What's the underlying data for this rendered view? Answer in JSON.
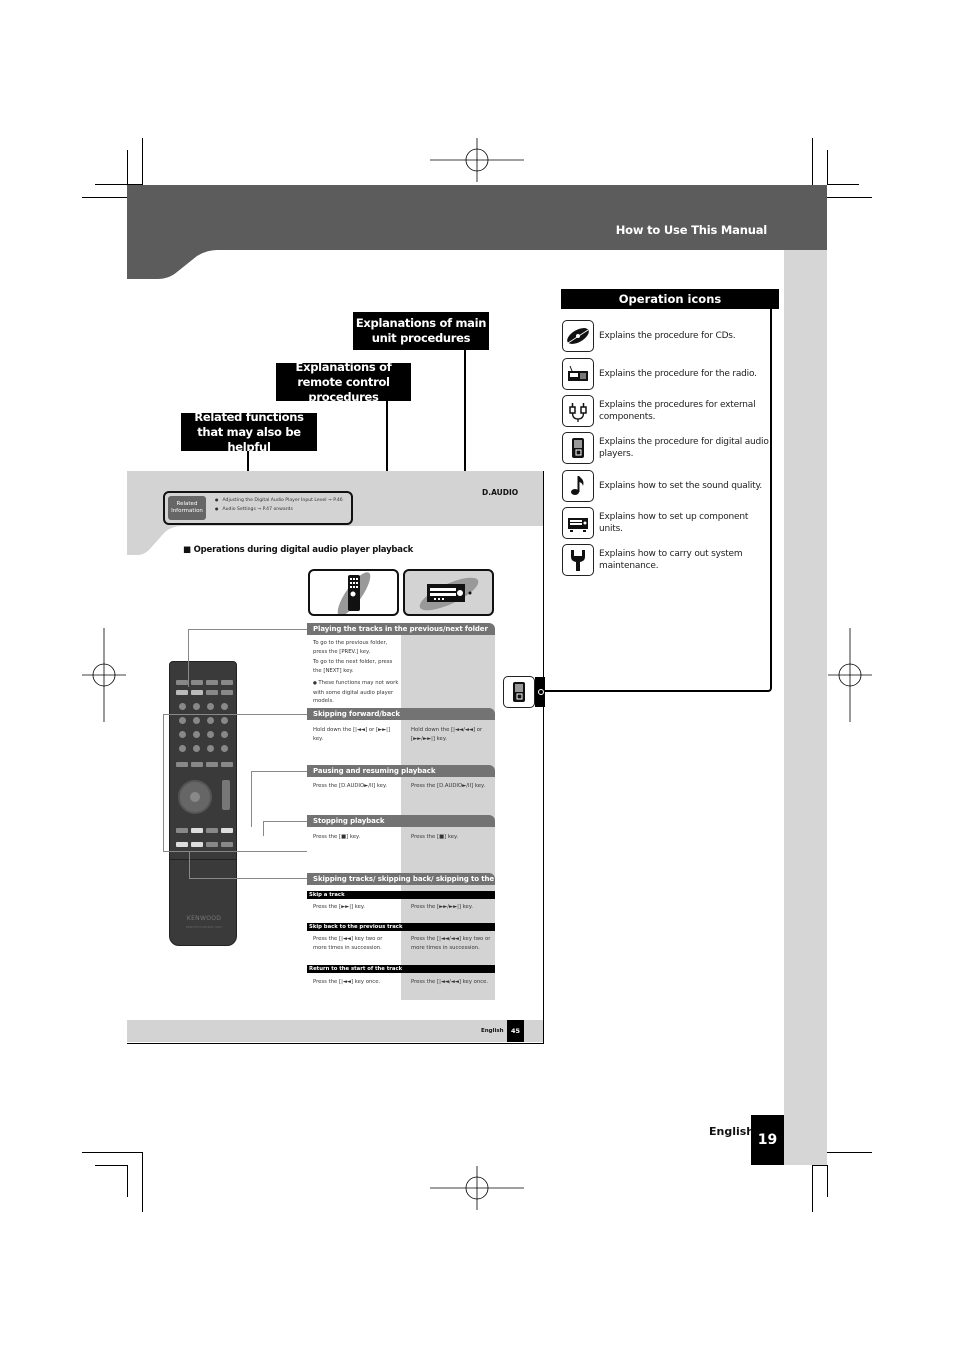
{
  "header": {
    "title": "How to Use This Manual"
  },
  "callouts": {
    "main_unit": "Explanations of main unit procedures",
    "remote": "Explanations of remote control procedures",
    "related": "Related functions that may also be helpful"
  },
  "operation_icons": {
    "title": "Operation icons",
    "items": [
      {
        "icon": "cd-icon",
        "text": "Explains the procedure for CDs."
      },
      {
        "icon": "radio-icon",
        "text": "Explains the procedure for the radio."
      },
      {
        "icon": "external-components-icon",
        "text": "Explains the procedures for external components."
      },
      {
        "icon": "digital-audio-player-icon",
        "text": "Explains the procedure for digital audio players."
      },
      {
        "icon": "music-note-icon",
        "text": "Explains how to set the sound quality."
      },
      {
        "icon": "component-unit-icon",
        "text": "Explains how to set up component units."
      },
      {
        "icon": "wrench-icon",
        "text": "Explains how to carry out system maintenance."
      }
    ]
  },
  "sample_page": {
    "related_badge": "Related Information",
    "related_items": [
      "Adjusting the Digital Audio Player Input Level → P.46",
      "Audio Settings → P.47 onwards"
    ],
    "source_label": "D.AUDIO",
    "section_title": "Operations during digital audio player playback",
    "procedures": [
      {
        "title": "Playing the tracks in the previous/next folder",
        "remote_lines": [
          "To go to the previous folder, press the [PREV.] key.",
          "To go to the next folder, press the [NEXT] key.",
          "These functions may not work with some digital audio player models."
        ],
        "unit_text": ""
      },
      {
        "title": "Skipping forward/back",
        "remote_text": "Hold down the [|◄◄] or [►►|] key.",
        "unit_text": "Hold down the [|◄◄/◄◄] or [►►/►►|] key."
      },
      {
        "title": "Pausing and resuming playback",
        "remote_text": "Press the [D.AUDIO►/II] key.",
        "unit_text": "Press the [D.AUDIO►/II] key."
      },
      {
        "title": "Stopping playback",
        "remote_text": "Press the [■] key.",
        "unit_text": "Press the [■] key."
      },
      {
        "title": "Skipping tracks/ skipping back/ skipping to the start",
        "subsections": [
          {
            "title": "Skip a track",
            "remote_text": "Press the [►►|] key.",
            "unit_text": "Press the [►►/►►|] key."
          },
          {
            "title": "Skip back to the previous track",
            "remote_text": "Press the [|◄◄] key two or more times in succession.",
            "unit_text": "Press the [|◄◄/◄◄] key two or more times in succession."
          },
          {
            "title": "Return to the start of the track",
            "remote_text": "Press the [|◄◄] key once.",
            "unit_text": "Press the [|◄◄/◄◄] key once."
          }
        ]
      }
    ],
    "remote_brand": "KENWOOD",
    "remote_model": "REMOTE CONTROL UNIT",
    "footer_lang": "English",
    "footer_page": "45"
  },
  "footer": {
    "lang": "English",
    "page": "19"
  },
  "colors": {
    "header_band": "#5c5c5c",
    "side_column": "#d6d6d6",
    "sample_gray": "#d3d3d3",
    "proc_bar": "#737373",
    "label_bg": "#000000"
  }
}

━━━━━━━━

- **Aim of the exercise**:
Scan the listing above and copy all lines containing the word "more".

- **The result**:
            "remote_text": "Press the [|◄◄] key two or more times in succession.",
            "unit_text": "Press the [|◄◄/◄◄] key two or more times in succession."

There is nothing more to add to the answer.